▸ Stated exercise:
Extract each line bearing the word "caption".

▸ Record excerpts:
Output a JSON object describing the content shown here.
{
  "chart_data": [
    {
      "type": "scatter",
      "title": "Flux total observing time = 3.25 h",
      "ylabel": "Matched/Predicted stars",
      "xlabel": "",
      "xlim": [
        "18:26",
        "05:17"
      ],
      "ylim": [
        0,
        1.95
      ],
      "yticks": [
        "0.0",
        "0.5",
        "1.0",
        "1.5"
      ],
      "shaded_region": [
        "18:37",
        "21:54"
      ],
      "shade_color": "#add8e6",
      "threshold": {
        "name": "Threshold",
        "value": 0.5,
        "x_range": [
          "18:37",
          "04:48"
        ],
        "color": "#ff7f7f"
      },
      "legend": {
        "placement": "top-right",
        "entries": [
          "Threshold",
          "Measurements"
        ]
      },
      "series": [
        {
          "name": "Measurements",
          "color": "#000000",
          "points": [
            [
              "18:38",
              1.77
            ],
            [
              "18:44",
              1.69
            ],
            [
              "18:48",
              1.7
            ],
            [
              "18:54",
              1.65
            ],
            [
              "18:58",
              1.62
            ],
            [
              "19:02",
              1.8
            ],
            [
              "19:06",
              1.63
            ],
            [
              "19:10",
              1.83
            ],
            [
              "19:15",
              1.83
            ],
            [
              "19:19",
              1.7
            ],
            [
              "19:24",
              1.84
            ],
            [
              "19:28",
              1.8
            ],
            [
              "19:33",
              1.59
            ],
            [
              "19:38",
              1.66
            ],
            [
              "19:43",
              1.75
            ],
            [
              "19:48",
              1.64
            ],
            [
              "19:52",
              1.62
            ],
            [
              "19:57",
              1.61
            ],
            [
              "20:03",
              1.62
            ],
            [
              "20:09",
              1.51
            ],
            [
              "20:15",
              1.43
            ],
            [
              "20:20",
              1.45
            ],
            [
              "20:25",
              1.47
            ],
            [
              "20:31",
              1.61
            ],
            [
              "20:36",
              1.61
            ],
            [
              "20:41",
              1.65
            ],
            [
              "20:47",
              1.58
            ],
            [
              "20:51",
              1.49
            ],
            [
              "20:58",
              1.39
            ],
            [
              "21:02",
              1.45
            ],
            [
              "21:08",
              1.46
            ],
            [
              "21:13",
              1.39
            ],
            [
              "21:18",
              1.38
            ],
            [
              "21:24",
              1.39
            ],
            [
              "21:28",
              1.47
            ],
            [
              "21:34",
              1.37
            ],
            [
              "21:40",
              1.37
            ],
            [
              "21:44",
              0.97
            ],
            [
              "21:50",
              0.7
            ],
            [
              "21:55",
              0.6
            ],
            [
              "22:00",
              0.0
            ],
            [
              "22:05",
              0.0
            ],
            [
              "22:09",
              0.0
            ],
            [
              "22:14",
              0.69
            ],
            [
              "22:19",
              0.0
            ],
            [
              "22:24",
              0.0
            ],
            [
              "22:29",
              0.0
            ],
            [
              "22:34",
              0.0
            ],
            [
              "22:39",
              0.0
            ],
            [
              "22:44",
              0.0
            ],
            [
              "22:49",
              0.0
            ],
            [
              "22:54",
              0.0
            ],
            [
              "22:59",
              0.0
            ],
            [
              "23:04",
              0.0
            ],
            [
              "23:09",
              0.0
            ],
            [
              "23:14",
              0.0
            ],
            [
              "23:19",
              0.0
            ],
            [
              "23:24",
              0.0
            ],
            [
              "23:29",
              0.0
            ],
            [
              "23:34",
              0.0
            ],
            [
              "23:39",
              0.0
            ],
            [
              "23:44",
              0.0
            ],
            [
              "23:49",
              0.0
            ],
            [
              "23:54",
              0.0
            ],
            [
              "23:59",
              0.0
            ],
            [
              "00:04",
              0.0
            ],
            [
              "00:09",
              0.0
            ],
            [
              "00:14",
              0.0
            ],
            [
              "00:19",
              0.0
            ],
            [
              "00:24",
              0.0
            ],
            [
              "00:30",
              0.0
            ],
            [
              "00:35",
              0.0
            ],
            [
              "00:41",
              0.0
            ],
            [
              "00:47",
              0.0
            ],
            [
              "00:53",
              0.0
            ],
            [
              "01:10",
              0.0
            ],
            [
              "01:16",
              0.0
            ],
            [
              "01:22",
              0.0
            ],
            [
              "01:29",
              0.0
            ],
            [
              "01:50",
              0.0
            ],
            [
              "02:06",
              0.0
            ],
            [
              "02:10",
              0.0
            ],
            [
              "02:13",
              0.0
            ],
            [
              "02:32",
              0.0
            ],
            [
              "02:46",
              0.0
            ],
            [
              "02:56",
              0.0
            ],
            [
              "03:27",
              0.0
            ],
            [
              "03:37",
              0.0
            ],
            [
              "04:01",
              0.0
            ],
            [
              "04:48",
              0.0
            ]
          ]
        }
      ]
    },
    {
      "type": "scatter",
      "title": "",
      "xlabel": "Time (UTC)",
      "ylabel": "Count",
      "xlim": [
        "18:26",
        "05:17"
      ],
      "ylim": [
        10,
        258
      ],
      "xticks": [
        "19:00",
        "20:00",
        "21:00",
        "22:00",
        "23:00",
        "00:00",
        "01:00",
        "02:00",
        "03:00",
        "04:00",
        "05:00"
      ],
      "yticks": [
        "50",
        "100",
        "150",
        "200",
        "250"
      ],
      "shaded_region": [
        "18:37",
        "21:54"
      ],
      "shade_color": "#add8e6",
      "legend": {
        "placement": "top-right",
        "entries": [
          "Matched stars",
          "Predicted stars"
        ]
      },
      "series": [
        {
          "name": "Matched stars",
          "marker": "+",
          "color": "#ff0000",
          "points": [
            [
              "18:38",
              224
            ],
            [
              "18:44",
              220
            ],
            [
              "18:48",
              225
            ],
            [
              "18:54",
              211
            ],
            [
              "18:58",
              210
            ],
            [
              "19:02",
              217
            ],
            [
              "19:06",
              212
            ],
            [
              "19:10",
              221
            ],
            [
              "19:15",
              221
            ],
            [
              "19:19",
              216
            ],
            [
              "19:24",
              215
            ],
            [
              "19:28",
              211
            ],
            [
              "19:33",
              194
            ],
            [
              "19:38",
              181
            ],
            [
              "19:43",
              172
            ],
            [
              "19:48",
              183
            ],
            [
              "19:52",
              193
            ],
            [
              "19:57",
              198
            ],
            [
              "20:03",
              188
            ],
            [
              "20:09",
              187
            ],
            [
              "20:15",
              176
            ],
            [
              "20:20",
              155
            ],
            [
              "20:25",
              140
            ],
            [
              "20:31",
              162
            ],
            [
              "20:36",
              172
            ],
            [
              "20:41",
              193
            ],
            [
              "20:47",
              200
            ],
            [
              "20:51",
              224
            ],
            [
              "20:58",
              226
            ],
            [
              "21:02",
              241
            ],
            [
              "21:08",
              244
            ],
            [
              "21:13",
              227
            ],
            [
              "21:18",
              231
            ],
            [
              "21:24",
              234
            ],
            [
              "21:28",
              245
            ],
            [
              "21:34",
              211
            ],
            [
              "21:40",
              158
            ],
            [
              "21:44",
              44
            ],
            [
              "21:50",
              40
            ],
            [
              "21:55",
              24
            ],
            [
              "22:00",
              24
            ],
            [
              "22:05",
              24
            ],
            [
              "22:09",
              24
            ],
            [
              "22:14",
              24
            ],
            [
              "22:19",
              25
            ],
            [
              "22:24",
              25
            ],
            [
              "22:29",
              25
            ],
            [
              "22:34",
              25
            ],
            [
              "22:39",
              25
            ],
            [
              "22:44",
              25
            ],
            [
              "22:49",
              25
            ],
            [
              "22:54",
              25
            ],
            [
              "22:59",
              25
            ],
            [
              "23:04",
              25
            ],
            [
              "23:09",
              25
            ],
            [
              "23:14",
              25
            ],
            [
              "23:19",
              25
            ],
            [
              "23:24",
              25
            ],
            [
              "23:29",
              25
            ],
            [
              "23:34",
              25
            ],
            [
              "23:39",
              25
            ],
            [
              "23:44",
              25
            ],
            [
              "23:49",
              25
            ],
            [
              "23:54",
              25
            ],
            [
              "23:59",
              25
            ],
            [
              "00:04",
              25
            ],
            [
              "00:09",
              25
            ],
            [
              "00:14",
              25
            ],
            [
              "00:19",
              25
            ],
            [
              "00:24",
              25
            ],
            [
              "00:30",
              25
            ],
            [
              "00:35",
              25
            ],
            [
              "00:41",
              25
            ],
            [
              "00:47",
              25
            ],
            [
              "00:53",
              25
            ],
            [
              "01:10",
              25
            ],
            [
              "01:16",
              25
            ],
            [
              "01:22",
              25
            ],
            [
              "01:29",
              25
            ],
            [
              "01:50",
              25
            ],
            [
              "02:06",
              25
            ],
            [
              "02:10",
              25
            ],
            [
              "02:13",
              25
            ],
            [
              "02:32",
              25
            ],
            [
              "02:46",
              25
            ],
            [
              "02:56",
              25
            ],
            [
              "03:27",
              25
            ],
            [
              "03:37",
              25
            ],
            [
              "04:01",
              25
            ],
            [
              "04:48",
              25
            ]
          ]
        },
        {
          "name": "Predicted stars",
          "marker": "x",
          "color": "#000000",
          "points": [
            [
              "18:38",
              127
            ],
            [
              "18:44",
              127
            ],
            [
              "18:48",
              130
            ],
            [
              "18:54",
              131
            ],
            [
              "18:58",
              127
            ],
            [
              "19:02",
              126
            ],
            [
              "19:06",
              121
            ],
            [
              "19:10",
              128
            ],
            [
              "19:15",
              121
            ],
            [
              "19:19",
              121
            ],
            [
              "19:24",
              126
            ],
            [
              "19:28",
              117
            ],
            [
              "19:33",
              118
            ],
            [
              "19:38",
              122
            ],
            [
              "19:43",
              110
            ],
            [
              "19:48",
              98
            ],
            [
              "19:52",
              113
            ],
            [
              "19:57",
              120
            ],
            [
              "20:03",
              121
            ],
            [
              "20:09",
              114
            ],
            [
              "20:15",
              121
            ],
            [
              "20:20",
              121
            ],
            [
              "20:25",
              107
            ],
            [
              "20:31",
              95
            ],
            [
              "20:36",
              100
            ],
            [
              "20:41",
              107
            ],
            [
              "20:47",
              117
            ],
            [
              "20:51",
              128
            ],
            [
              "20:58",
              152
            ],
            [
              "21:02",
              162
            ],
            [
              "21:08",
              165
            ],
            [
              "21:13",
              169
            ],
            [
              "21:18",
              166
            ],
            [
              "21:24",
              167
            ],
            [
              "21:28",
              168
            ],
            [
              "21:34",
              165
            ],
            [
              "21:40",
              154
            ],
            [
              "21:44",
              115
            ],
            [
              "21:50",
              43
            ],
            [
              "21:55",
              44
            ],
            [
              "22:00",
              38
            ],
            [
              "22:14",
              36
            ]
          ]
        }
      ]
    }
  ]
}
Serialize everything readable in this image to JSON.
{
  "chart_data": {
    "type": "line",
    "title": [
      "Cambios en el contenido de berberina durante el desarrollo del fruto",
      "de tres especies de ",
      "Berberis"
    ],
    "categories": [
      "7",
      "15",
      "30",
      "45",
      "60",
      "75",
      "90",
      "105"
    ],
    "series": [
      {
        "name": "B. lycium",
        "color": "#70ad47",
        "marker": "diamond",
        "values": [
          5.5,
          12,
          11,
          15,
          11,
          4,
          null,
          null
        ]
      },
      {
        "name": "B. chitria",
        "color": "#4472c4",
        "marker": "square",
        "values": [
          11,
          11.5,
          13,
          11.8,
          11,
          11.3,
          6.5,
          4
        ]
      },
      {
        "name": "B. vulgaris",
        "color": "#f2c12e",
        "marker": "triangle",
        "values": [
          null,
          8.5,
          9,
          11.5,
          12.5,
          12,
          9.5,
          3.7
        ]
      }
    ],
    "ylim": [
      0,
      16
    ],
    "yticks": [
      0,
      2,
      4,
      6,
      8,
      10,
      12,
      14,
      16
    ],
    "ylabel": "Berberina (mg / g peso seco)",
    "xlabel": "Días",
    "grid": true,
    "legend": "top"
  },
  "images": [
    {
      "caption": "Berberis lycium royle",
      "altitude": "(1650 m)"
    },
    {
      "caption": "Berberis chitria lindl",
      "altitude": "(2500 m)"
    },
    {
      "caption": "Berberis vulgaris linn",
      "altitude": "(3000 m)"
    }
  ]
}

▸ Task answer:
      "caption": "Berberis lycium royle",
      "caption": "Berberis chitria lindl",
      "caption": "Berberis vulgaris linn",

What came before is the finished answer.